- Your instructions
Give back the entire listing verbatim.

- Given records
—————

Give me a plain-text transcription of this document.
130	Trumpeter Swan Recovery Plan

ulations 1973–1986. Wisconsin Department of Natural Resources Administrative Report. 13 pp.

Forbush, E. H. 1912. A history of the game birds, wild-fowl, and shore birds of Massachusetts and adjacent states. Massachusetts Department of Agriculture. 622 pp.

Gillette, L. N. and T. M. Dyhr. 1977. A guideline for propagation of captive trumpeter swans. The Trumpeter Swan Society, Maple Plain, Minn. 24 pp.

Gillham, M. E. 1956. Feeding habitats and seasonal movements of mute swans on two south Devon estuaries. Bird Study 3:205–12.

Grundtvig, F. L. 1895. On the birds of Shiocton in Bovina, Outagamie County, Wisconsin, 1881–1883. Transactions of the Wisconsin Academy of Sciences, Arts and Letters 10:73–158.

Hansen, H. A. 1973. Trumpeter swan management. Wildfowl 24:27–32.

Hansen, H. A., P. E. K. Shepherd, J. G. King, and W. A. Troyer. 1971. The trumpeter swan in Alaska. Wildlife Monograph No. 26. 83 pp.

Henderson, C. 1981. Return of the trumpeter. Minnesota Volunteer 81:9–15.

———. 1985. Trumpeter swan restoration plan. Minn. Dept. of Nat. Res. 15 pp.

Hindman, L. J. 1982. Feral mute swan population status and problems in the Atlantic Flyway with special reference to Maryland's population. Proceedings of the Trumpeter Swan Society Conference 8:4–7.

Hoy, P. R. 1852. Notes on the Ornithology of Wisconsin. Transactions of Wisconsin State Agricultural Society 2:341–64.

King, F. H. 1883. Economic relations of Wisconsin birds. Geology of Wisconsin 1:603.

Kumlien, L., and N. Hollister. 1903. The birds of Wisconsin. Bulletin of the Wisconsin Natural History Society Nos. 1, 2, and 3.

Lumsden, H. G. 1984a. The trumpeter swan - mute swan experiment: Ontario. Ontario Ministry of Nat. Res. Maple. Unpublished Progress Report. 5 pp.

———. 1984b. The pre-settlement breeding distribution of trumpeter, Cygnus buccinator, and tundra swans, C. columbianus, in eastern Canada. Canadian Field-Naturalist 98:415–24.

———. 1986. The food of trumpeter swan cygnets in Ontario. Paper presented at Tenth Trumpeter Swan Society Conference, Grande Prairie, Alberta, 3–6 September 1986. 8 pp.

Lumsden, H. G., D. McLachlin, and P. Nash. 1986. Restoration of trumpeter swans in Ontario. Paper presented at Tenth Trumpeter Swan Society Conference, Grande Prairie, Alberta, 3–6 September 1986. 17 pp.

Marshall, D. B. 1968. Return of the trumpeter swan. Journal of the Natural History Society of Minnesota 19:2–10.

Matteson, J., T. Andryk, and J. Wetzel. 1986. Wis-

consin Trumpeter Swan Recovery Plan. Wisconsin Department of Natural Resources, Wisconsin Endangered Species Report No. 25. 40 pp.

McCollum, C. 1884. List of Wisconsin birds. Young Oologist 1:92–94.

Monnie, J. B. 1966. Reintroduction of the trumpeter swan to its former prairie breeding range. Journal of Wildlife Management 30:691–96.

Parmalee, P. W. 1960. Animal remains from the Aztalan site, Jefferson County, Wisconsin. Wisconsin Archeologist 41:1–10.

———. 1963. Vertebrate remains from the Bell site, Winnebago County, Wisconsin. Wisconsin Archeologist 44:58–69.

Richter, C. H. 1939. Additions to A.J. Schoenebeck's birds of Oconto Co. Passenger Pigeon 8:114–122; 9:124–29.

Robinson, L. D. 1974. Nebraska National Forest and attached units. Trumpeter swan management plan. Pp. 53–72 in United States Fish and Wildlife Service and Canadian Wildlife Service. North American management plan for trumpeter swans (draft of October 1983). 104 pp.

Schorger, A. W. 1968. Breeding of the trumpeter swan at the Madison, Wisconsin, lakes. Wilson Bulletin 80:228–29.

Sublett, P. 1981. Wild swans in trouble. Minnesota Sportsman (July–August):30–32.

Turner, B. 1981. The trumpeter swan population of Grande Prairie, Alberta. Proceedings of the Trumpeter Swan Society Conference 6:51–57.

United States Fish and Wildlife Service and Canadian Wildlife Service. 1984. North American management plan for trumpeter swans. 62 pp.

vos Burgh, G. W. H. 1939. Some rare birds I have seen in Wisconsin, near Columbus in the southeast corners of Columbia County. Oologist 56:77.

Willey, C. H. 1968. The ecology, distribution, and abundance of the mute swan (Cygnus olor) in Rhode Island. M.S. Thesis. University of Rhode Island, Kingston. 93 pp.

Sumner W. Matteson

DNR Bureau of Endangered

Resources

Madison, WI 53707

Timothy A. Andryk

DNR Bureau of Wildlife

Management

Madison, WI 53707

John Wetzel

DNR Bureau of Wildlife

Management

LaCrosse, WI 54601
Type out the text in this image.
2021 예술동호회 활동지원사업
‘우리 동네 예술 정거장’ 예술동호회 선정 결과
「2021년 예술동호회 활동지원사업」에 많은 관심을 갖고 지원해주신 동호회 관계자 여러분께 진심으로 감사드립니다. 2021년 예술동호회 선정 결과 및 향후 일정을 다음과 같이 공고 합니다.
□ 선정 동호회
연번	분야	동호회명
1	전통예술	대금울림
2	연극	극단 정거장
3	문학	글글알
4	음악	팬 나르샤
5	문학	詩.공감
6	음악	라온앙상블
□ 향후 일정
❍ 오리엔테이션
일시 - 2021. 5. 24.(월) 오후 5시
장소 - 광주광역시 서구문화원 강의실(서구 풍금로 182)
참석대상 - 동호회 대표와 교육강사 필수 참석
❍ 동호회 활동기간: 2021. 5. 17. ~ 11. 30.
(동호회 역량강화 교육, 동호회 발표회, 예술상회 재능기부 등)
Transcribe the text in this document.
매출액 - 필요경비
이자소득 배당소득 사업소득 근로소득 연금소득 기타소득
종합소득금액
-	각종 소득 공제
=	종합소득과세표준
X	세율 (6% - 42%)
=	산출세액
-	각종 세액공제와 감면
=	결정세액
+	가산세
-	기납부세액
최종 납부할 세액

—————

- Problem solution
Give me a plain-text transcription of this document.
130	Trumpeter Swan Recovery Plan

ulations 1973–1986. Wisconsin Department of Natural Resources Administrative Report. 13 pp.

Forbush, E. H. 1912. A history of the game birds, wild-fowl, and shore birds of Massachusetts and adjacent states. Massachusetts Department of Agriculture. 622 pp.

Gillette, L. N. and T. M. Dyhr. 1977. A guideline for propagation of captive trumpeter swans. The Trumpeter Swan Society, Maple Plain, Minn. 24 pp.

Gillham, M. E. 1956. Feeding habitats and seasonal movements of mute swans on two south Devon estuaries. Bird Study 3:205–12.

Grundtvig, F. L. 1895. On the birds of Shiocton in Bovina, Outagamie County, Wisconsin, 1881–1883. Transactions of the Wisconsin Academy of Sciences, Arts and Letters 10:73–158.

Hansen, H. A. 1973. Trumpeter swan management. Wildfowl 24:27–32.

Hansen, H. A., P. E. K. Shepherd, J. G. King, and W. A. Troyer. 1971. The trumpeter swan in Alaska. Wildlife Monograph No. 26. 83 pp.

Henderson, C. 1981. Return of the trumpeter. Minnesota Volunteer 81:9–15.

———. 1985. Trumpeter swan restoration plan. Minn. Dept. of Nat. Res. 15 pp.

Hindman, L. J. 1982. Feral mute swan population status and problems in the Atlantic Flyway with special reference to Maryland's population. Proceedings of the Trumpeter Swan Society Conference 8:4–7.

Hoy, P. R. 1852. Notes on the Ornithology of Wisconsin. Transactions of Wisconsin State Agricultural Society 2:341–64.

King, F. H. 1883. Economic relations of Wisconsin birds. Geology of Wisconsin 1:603.

Kumlien, L., and N. Hollister. 1903. The birds of Wisconsin. Bulletin of the Wisconsin Natural History Society Nos. 1, 2, and 3.

Lumsden, H. G. 1984a. The trumpeter swan - mute swan experiment: Ontario. Ontario Ministry of Nat. Res. Maple. Unpublished Progress Report. 5 pp.

———. 1984b. The pre-settlement breeding distribution of trumpeter, Cygnus buccinator, and tundra swans, C. columbianus, in eastern Canada. Canadian Field-Naturalist 98:415–24.

———. 1986. The food of trumpeter swan cygnets in Ontario. Paper presented at Tenth Trumpeter Swan Society Conference, Grande Prairie, Alberta, 3–6 September 1986. 8 pp.

Lumsden, H. G., D. McLachlin, and P. Nash. 1986. Restoration of trumpeter swans in Ontario. Paper presented at Tenth Trumpeter Swan Society Conference, Grande Prairie, Alberta, 3–6 September 1986. 17 pp.

Marshall, D. B. 1968. Return of the trumpeter swan. Journal of the Natural History Society of Minnesota 19:2–10.

Matteson, J., T. Andryk, and J. Wetzel. 1986. Wis-

consin Trumpeter Swan Recovery Plan. Wisconsin Department of Natural Resources, Wisconsin Endangered Species Report No. 25. 40 pp.

McCollum, C. 1884. List of Wisconsin birds. Young Oologist 1:92–94.

Monnie, J. B. 1966. Reintroduction of the trumpeter swan to its former prairie breeding range. Journal of Wildlife Management 30:691–96.

Parmalee, P. W. 1960. Animal remains from the Aztalan site, Jefferson County, Wisconsin. Wisconsin Archeologist 41:1–10.

———. 1963. Vertebrate remains from the Bell site, Winnebago County, Wisconsin. Wisconsin Archeologist 44:58–69.

Richter, C. H. 1939. Additions to A.J. Schoenebeck's birds of Oconto Co. Passenger Pigeon 8:114–122; 9:124–29.

Robinson, L. D. 1974. Nebraska National Forest and attached units. Trumpeter swan management plan. Pp. 53–72 in United States Fish and Wildlife Service and Canadian Wildlife Service. North American management plan for trumpeter swans (draft of October 1983). 104 pp.

Schorger, A. W. 1968. Breeding of the trumpeter swan at the Madison, Wisconsin, lakes. Wilson Bulletin 80:228–29.

Sublett, P. 1981. Wild swans in trouble. Minnesota Sportsman (July–August):30–32.

Turner, B. 1981. The trumpeter swan population of Grande Prairie, Alberta. Proceedings of the Trumpeter Swan Society Conference 6:51–57.

United States Fish and Wildlife Service and Canadian Wildlife Service. 1984. North American management plan for trumpeter swans. 62 pp.

vos Burgh, G. W. H. 1939. Some rare birds I have seen in Wisconsin, near Columbus in the southeast corners of Columbia County. Oologist 56:77.

Willey, C. H. 1968. The ecology, distribution, and abundance of the mute swan (Cygnus olor) in Rhode Island. M.S. Thesis. University of Rhode Island, Kingston. 93 pp.

Sumner W. Matteson

DNR Bureau of Endangered

Resources

Madison, WI 53707

Timothy A. Andryk

DNR Bureau of Wildlife

Management

Madison, WI 53707

John Wetzel

DNR Bureau of Wildlife

Management

LaCrosse, WI 54601
Type out the text in this image.
2021 예술동호회 활동지원사업
‘우리 동네 예술 정거장’ 예술동호회 선정 결과
「2021년 예술동호회 활동지원사업」에 많은 관심을 갖고 지원해주신 동호회 관계자 여러분께 진심으로 감사드립니다. 2021년 예술동호회 선정 결과 및 향후 일정을 다음과 같이 공고 합니다.
□ 선정 동호회
연번	분야	동호회명
1	전통예술	대금울림
2	연극	극단 정거장
3	문학	글글알
4	음악	팬 나르샤
5	문학	詩.공감
6	음악	라온앙상블
□ 향후 일정
❍ 오리엔테이션
일시 - 2021. 5. 24.(월) 오후 5시
장소 - 광주광역시 서구문화원 강의실(서구 풍금로 182)
참석대상 - 동호회 대표와 교육강사 필수 참석
❍ 동호회 활동기간: 2021. 5. 17. ~ 11. 30.
(동호회 역량강화 교육, 동호회 발표회, 예술상회 재능기부 등)
Transcribe the text in this document.
매출액 - 필요경비
이자소득 배당소득 사업소득 근로소득 연금소득 기타소득
종합소득금액
-	각종 소득 공제
=	종합소득과세표준
X	세율 (6% - 42%)
=	산출세액
-	각종 세액공제와 감면
=	결정세액
+	가산세
-	기납부세액
최종 납부할 세액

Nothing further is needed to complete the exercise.